§ **Description of the task**
Select all lines in the records that include "label".

[start of Information supplied]

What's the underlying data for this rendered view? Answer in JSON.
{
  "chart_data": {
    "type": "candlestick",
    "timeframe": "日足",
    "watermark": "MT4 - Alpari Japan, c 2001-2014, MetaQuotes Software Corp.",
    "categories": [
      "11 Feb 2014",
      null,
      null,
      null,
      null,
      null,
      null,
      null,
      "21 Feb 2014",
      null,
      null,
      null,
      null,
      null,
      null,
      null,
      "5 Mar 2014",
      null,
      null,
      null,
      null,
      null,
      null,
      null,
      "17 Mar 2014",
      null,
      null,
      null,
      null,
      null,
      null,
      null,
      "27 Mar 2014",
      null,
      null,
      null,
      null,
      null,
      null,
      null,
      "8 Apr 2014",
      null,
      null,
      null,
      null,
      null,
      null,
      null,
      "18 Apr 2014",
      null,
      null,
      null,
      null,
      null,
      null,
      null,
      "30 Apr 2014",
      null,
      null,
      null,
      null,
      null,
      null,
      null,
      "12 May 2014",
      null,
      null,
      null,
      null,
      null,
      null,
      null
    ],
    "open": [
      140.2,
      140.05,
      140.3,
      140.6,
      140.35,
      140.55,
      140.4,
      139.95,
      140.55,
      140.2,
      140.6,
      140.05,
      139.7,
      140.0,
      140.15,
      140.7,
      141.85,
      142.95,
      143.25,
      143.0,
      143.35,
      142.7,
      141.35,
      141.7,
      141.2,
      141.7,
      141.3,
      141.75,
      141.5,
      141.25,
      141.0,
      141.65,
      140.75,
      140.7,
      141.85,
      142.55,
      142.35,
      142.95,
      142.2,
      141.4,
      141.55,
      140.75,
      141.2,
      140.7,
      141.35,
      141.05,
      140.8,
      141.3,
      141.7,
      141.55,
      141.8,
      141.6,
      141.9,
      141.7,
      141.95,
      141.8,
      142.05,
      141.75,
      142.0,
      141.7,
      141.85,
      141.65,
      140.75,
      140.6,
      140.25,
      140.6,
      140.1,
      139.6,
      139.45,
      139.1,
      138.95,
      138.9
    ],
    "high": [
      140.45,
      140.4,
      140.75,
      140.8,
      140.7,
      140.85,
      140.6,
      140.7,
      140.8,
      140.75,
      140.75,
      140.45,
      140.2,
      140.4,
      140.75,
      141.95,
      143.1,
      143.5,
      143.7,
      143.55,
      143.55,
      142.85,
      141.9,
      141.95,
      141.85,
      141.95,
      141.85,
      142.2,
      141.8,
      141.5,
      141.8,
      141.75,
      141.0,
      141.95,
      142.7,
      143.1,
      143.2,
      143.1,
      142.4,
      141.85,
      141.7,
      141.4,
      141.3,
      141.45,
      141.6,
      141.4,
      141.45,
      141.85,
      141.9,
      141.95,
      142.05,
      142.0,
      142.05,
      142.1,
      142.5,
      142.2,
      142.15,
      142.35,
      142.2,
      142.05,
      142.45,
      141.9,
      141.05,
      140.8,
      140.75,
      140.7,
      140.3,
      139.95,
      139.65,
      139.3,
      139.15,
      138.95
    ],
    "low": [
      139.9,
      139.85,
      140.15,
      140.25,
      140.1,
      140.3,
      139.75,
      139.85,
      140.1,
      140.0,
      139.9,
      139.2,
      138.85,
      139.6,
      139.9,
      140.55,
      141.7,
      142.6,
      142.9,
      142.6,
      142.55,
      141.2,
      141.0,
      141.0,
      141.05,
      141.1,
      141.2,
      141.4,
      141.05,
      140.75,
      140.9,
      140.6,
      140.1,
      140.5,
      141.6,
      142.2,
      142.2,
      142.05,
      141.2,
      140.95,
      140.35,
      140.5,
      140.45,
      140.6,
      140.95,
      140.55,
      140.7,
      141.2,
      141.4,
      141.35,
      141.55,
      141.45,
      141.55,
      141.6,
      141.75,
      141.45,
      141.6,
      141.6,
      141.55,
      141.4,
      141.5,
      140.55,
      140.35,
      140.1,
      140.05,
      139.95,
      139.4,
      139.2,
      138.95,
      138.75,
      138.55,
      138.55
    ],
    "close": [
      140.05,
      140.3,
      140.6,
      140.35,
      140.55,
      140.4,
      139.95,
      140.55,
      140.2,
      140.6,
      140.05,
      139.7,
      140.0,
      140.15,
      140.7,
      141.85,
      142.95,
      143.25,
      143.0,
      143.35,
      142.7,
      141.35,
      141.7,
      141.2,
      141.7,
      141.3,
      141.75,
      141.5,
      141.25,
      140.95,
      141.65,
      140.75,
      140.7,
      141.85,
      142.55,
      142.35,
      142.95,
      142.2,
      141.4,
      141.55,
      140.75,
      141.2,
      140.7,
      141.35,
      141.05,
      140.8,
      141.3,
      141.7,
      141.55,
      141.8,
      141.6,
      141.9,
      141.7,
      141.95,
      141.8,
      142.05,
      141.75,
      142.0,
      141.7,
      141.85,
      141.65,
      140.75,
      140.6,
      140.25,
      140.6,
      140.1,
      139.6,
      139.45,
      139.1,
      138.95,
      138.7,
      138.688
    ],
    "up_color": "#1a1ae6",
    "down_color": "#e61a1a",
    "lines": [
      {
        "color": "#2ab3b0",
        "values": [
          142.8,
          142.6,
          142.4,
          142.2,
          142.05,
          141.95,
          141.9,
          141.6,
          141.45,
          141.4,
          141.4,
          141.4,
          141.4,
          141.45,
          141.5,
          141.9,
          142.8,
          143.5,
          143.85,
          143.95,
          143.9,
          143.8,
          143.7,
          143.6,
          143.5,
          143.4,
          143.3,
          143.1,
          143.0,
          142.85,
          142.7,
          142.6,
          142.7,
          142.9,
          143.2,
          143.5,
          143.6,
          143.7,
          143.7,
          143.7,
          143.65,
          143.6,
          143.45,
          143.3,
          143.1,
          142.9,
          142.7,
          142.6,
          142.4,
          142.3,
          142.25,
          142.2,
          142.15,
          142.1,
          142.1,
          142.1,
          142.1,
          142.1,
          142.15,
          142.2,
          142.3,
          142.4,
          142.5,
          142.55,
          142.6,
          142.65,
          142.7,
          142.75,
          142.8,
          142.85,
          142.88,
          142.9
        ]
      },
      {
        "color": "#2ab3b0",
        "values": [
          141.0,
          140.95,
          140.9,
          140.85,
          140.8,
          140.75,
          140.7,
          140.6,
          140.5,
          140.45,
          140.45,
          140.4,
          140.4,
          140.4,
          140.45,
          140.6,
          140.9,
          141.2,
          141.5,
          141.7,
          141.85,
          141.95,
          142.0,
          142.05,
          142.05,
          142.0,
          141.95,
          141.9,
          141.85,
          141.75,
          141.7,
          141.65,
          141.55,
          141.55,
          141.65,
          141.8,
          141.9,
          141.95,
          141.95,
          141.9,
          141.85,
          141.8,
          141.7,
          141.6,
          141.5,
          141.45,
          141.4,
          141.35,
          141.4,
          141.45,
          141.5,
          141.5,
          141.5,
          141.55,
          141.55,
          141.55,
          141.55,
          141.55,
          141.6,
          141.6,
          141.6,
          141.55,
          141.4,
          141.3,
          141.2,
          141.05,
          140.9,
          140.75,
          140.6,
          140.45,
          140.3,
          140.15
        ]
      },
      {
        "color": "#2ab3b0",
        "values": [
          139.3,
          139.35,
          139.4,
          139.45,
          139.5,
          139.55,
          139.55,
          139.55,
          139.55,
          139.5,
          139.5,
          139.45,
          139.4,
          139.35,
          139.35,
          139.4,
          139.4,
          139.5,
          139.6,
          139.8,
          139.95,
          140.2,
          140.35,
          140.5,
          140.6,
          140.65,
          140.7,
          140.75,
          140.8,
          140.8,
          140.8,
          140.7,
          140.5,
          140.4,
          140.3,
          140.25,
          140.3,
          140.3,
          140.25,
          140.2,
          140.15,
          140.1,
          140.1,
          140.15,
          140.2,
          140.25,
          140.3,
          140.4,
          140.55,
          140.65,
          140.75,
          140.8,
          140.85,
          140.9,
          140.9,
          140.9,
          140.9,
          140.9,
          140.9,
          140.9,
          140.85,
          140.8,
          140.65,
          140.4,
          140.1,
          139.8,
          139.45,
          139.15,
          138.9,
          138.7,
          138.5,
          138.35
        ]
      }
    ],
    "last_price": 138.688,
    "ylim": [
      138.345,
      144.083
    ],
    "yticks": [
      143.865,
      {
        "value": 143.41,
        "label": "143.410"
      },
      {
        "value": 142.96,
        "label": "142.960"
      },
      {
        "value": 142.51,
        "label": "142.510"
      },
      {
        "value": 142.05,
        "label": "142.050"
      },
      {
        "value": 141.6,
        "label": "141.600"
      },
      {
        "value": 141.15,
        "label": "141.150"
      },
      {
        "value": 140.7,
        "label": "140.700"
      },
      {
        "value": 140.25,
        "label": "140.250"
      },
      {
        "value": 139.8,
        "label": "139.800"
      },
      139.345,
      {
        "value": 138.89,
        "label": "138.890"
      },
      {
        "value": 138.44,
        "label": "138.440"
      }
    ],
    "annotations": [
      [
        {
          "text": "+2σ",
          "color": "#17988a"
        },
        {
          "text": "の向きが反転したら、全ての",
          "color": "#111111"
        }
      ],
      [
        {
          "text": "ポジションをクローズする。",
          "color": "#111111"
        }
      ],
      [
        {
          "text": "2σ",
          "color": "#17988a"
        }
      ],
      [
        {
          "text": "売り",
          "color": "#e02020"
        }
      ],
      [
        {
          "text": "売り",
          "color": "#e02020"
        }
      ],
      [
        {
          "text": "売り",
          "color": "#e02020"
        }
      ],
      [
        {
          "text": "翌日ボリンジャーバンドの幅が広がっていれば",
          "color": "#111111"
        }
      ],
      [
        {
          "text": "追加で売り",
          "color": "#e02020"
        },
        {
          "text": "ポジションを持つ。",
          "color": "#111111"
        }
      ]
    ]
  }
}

[end of Information supplied]

§ **Output for this exercise**
        "label": "143.410"
        "label": "142.960"
        "label": "142.510"
        "label": "142.050"
        "label": "141.600"
        "label": "141.150"
        "label": "140.700"
        "label": "140.250"
        "label": "139.800"
        "label": "138.890"
        "label": "138.440"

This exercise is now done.